Exercise directions
Go through the material and write it all out exactly, minus the pictures.

Collected data
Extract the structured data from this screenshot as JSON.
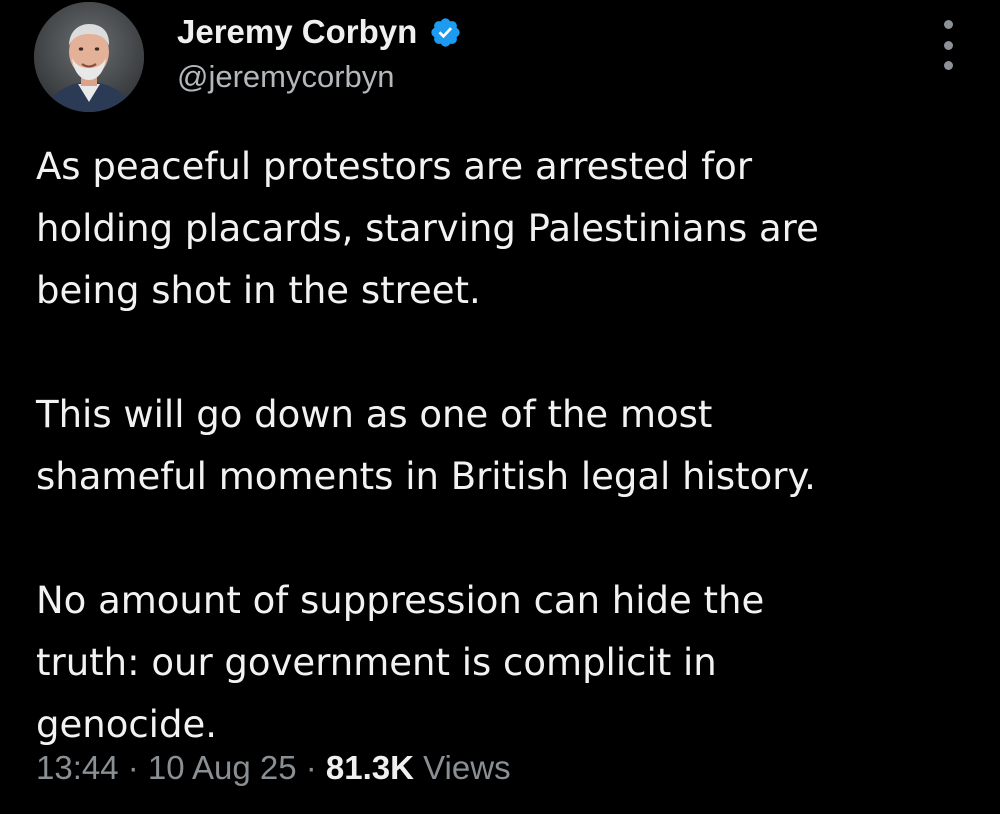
{
  "author": {
    "name": "Jeremy Corbyn",
    "handle": "@jeremycorbyn",
    "verified_icon": "verified-badge-icon",
    "avatar_icon": "profile-photo"
  },
  "tweet": {
    "paragraphs": [
      [
        "As peaceful protestors are arrested for",
        "holding placards, starving Palestinians are",
        "being shot in the street."
      ],
      [
        "This will go down as one of the most",
        "shameful moments in British legal history."
      ],
      [
        "No amount of suppression can hide the",
        "truth: our government is complicit in",
        "genocide."
      ]
    ]
  },
  "meta": {
    "time": "13:44",
    "separator": " · ",
    "date": "10 Aug 25",
    "views_count": "81.3K",
    "views_label": " Views"
  },
  "colors": {
    "background": "#000000",
    "text": "#f2f2f2",
    "muted": "#8a8f94",
    "verified": "#1d9bf0"
  }
}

Final result
Extract the structured data from this screenshot as JSON.
{
  "author": {
    "name": "Jeremy Corbyn",
    "handle": "@jeremycorbyn",
    "verified_icon": "verified-badge-icon",
    "avatar_icon": "profile-photo"
  },
  "tweet": {
    "paragraphs": [
      [
        "As peaceful protestors are arrested for",
        "holding placards, starving Palestinians are",
        "being shot in the street."
      ],
      [
        "This will go down as one of the most",
        "shameful moments in British legal history."
      ],
      [
        "No amount of suppression can hide the",
        "truth: our government is complicit in",
        "genocide."
      ]
    ]
  },
  "meta": {
    "time": "13:44",
    "separator": " · ",
    "date": "10 Aug 25",
    "views_count": "81.3K",
    "views_label": " Views"
  },
  "colors": {
    "background": "#000000",
    "text": "#f2f2f2",
    "muted": "#8a8f94",
    "verified": "#1d9bf0"
  }
}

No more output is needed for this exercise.